[Source data]
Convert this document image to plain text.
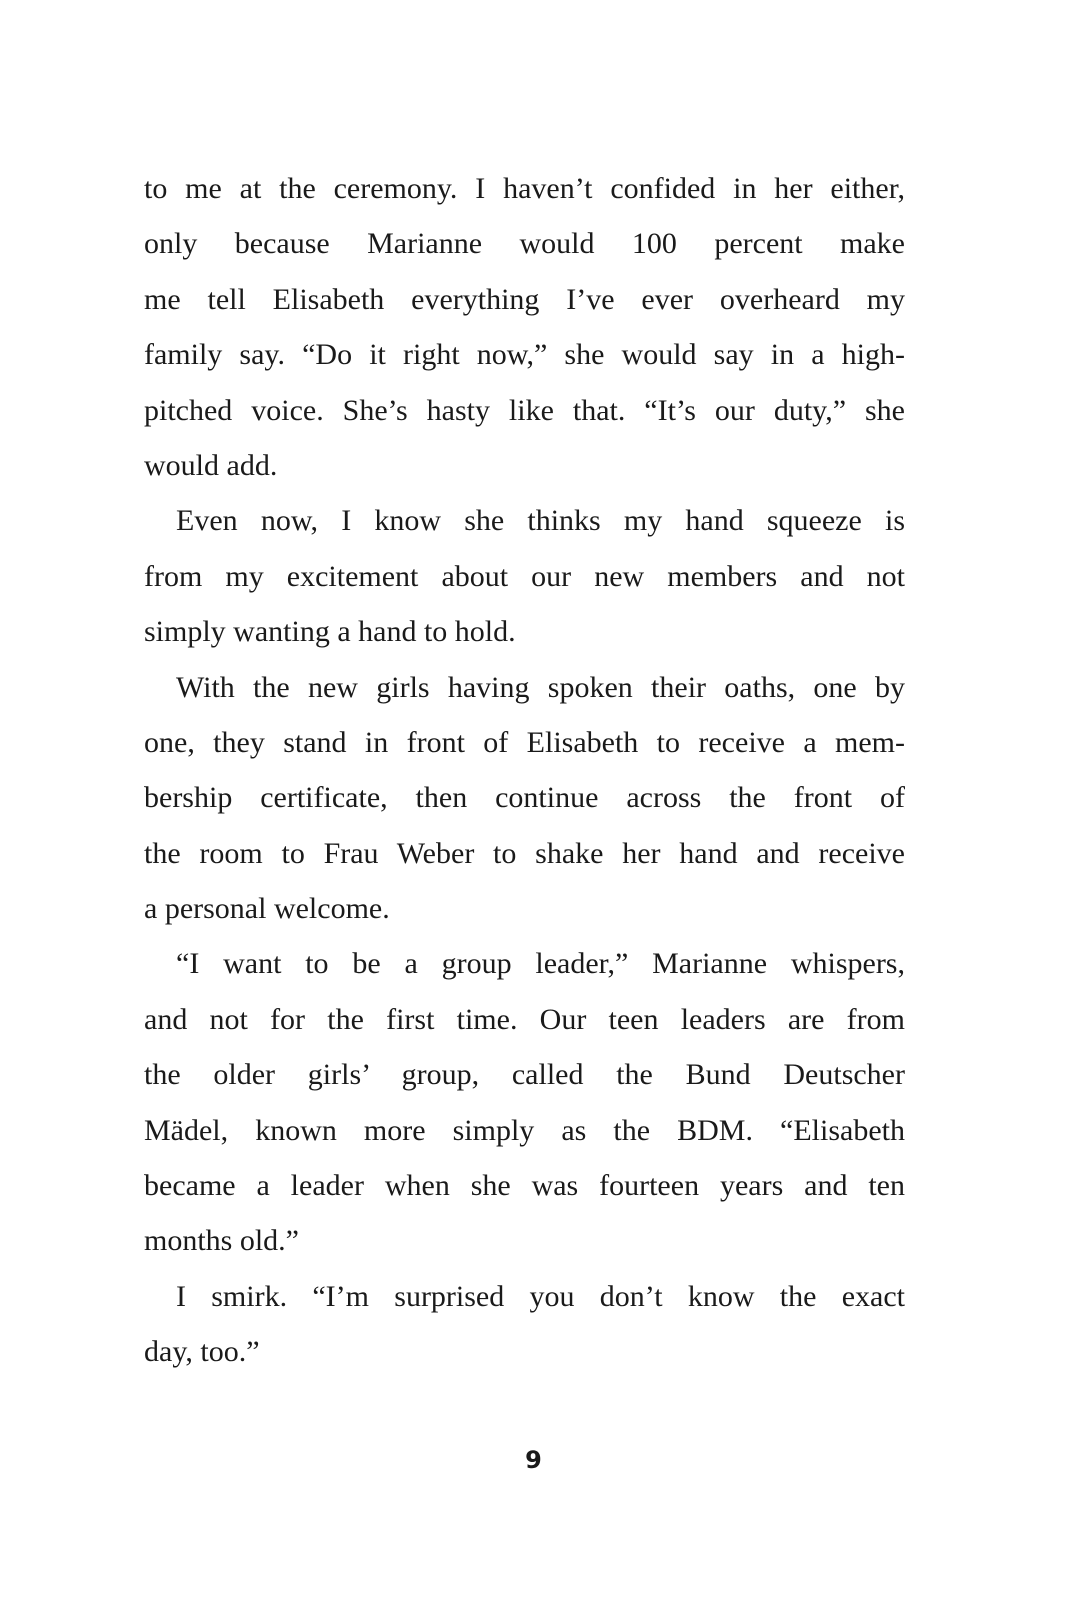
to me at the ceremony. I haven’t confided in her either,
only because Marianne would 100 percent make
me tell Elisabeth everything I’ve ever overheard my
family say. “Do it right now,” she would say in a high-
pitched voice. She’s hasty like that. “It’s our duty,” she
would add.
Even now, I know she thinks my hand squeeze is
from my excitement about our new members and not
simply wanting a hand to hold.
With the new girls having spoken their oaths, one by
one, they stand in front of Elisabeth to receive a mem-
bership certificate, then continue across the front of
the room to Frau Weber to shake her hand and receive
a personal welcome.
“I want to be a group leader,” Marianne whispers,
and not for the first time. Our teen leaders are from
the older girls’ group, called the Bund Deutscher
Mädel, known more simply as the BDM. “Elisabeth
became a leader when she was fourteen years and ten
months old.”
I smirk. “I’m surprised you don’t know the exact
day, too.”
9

The exercise: Your copy of the data above should match it exactly, except that pictures are left out.

Solution:
Convert this document image to plain text.
to me at the ceremony. I haven’t confided in her either,
only because Marianne would 100 percent make
me tell Elisabeth everything I’ve ever overheard my
family say. “Do it right now,” she would say in a high-
pitched voice. She’s hasty like that. “It’s our duty,” she
would add.
Even now, I know she thinks my hand squeeze is
from my excitement about our new members and not
simply wanting a hand to hold.
With the new girls having spoken their oaths, one by
one, they stand in front of Elisabeth to receive a mem-
bership certificate, then continue across the front of
the room to Frau Weber to shake her hand and receive
a personal welcome.
“I want to be a group leader,” Marianne whispers,
and not for the first time. Our teen leaders are from
the older girls’ group, called the Bund Deutscher
Mädel, known more simply as the BDM. “Elisabeth
became a leader when she was fourteen years and ten
months old.”
I smirk. “I’m surprised you don’t know the exact
day, too.”
9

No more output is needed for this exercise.